> _Data provided_
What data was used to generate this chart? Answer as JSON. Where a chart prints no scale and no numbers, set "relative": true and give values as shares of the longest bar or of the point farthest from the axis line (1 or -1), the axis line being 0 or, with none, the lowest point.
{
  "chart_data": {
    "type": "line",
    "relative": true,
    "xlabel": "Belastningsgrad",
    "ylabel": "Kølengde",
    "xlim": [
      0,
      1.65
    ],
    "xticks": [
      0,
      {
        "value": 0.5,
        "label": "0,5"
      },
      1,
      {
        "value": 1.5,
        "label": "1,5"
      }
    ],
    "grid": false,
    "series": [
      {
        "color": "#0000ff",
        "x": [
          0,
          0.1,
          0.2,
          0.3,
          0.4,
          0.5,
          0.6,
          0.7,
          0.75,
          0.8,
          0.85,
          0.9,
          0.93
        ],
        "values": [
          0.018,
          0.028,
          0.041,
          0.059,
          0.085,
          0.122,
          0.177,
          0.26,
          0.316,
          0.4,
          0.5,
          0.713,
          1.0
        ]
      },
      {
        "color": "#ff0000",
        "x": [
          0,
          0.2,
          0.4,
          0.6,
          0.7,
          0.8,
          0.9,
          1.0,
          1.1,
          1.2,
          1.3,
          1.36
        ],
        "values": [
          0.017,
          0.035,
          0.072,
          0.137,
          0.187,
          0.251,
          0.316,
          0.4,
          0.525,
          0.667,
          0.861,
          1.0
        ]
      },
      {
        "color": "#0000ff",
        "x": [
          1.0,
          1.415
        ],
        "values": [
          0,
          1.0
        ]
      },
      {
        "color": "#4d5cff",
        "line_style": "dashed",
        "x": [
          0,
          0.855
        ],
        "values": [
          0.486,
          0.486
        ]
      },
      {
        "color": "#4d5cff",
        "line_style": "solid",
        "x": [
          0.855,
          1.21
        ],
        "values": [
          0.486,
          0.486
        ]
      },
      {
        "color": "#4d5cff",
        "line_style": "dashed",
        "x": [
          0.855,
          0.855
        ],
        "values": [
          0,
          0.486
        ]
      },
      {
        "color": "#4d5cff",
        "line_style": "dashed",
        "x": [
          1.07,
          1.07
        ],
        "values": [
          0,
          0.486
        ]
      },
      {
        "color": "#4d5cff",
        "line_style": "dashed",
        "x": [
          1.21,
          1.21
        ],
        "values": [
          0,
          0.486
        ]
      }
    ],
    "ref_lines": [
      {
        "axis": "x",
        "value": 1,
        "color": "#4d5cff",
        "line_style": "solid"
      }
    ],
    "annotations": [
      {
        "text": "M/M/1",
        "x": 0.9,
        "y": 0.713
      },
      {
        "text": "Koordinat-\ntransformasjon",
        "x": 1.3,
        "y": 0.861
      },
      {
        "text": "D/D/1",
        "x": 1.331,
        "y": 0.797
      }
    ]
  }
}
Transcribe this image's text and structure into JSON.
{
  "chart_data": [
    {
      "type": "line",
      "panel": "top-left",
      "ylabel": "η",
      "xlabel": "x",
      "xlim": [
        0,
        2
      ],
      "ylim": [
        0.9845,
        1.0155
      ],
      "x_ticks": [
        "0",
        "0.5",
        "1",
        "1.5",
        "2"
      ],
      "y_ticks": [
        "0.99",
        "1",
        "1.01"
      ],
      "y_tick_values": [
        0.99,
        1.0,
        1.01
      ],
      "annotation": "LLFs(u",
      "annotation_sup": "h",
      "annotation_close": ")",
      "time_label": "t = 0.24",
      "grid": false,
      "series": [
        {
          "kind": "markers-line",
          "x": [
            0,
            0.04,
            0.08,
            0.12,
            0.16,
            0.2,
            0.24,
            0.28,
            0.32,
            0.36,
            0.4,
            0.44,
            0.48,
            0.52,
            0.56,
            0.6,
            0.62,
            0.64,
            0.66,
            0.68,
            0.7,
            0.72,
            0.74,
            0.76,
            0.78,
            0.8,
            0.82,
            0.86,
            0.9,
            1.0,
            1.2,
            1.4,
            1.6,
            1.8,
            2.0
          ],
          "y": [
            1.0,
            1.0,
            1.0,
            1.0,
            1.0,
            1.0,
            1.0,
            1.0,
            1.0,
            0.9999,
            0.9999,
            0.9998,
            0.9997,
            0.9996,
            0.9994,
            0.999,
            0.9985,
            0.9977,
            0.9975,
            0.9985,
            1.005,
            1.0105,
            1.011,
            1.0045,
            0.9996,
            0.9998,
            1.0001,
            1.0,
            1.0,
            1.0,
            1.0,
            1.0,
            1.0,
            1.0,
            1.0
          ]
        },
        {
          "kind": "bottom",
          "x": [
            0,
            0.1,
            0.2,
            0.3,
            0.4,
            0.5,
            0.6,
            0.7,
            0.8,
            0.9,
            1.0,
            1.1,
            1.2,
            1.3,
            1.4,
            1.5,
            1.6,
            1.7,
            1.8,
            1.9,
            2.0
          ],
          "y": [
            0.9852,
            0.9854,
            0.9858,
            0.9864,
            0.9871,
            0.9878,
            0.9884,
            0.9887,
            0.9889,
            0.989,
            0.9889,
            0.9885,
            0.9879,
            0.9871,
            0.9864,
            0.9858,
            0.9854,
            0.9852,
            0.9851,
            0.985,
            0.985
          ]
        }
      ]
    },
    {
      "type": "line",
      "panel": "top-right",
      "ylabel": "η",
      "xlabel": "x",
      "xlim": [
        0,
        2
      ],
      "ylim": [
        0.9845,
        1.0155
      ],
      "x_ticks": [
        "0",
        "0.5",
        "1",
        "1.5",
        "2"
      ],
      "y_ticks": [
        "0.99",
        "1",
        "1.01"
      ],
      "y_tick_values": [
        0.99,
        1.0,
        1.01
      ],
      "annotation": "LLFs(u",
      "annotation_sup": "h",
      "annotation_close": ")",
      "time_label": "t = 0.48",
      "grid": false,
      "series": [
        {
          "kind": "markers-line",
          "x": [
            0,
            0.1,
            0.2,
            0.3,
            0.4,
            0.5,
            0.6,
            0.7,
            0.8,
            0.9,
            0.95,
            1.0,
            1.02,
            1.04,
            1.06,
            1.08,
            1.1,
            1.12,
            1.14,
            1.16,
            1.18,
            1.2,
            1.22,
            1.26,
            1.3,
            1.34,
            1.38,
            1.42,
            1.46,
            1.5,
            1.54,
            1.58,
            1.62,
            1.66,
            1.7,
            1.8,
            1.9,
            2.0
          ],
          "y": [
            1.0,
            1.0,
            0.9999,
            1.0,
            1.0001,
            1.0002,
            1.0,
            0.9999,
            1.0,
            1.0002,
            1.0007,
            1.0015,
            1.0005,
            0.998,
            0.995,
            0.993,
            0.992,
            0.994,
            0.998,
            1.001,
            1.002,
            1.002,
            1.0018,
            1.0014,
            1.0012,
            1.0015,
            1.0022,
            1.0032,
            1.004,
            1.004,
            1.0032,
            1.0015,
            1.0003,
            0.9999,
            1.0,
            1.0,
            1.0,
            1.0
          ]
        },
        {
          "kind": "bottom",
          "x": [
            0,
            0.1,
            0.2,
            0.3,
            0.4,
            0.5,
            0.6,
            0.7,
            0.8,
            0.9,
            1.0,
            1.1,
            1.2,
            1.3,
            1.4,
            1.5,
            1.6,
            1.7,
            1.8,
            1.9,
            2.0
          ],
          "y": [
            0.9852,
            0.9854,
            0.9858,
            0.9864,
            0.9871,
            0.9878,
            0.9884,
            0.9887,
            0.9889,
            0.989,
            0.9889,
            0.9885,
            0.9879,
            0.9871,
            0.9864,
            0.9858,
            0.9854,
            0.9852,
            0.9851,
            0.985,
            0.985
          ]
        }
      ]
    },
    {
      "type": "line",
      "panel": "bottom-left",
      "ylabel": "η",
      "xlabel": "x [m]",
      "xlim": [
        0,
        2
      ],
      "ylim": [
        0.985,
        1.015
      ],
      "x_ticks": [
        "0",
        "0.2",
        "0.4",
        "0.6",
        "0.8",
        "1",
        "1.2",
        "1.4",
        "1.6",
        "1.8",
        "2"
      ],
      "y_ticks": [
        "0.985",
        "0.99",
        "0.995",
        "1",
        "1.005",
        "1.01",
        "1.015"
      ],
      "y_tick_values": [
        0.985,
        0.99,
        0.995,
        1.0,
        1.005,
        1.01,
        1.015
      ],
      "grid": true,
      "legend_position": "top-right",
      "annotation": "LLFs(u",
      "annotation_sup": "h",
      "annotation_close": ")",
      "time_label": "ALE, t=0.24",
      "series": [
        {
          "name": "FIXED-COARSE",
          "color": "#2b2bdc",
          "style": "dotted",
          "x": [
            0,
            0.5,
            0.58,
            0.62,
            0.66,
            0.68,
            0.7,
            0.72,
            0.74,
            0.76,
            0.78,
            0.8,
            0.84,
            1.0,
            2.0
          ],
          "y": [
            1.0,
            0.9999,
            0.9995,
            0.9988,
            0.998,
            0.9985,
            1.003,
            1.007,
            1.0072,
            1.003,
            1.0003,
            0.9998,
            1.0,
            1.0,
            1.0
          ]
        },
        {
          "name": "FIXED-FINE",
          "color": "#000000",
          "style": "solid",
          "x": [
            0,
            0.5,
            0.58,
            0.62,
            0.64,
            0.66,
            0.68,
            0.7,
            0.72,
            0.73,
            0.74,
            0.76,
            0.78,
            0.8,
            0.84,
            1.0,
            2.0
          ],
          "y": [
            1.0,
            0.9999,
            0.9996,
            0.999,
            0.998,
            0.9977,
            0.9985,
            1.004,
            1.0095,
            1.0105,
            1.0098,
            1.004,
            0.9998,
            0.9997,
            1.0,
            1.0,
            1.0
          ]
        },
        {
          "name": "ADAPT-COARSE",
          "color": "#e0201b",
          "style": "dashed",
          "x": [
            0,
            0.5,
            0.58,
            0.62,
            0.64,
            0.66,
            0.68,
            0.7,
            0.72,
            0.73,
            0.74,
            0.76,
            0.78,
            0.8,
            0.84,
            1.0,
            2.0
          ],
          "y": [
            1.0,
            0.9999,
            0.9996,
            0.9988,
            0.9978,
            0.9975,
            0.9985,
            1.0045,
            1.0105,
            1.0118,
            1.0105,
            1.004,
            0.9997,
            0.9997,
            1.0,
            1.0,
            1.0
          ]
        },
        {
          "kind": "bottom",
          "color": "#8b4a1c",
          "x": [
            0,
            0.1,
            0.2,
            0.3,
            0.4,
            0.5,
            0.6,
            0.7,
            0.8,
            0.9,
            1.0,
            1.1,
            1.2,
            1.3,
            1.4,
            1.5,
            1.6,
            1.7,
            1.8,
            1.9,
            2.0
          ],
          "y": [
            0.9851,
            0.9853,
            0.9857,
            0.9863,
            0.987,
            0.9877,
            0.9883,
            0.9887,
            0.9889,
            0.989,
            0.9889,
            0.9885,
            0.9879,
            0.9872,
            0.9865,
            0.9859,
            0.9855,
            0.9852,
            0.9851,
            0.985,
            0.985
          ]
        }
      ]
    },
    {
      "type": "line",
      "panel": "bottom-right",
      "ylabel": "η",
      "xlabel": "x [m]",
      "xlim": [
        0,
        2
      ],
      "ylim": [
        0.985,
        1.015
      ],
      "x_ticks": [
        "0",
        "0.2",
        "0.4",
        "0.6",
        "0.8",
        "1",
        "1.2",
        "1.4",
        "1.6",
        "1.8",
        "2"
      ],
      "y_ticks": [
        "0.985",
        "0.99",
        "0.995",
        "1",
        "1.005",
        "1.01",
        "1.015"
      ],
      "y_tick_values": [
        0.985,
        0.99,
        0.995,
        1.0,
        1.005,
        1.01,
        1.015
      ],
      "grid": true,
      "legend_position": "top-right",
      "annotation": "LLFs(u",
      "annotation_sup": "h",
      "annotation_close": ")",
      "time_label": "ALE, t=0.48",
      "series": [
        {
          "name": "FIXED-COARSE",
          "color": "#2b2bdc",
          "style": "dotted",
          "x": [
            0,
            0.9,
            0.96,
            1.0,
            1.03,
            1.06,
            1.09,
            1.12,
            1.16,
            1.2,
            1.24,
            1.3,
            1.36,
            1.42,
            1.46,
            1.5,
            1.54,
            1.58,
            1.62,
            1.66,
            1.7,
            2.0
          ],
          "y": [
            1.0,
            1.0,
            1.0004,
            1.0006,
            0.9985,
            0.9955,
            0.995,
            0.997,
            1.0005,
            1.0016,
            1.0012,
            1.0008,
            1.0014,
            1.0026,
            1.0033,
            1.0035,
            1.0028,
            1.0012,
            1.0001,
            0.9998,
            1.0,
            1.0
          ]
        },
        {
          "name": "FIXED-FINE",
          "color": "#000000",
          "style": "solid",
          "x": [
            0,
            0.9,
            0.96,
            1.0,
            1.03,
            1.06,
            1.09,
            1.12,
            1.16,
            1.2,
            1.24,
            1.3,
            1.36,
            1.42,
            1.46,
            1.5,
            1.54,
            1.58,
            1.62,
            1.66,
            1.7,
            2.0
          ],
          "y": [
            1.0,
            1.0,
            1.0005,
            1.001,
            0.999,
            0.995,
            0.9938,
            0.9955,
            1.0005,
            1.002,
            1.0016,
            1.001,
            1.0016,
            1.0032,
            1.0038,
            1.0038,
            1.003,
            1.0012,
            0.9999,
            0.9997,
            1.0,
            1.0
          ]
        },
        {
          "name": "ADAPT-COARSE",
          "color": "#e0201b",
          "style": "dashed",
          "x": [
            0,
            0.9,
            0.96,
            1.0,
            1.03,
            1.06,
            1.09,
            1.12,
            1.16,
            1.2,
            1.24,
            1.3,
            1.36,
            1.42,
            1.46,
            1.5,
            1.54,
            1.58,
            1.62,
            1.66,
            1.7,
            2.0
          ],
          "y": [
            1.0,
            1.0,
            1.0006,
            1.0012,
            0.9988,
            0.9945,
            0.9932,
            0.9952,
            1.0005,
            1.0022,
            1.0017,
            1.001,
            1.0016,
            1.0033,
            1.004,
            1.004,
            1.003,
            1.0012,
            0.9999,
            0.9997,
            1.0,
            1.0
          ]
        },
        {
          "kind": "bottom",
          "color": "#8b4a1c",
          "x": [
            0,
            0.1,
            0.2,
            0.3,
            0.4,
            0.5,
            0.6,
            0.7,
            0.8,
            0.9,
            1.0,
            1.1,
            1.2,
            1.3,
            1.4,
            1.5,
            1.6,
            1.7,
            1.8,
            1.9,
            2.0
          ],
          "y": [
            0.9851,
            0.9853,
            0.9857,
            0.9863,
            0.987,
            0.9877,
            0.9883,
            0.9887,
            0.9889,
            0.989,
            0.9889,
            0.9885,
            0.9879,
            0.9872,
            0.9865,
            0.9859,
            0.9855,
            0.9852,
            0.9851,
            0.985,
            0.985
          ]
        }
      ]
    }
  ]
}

> _Problem to work on_
Review the preceding data and report every line that includes the string "relative".

> _The response_
What data was used to generate this chart? Answer as JSON. Where a chart prints no scale and no numbers, set "relative": true and give values as shares of the longest bar or of the point farthest from the axis line (1 or -1), the axis line being 0 or, with none, the lowest point.
    "relative": true,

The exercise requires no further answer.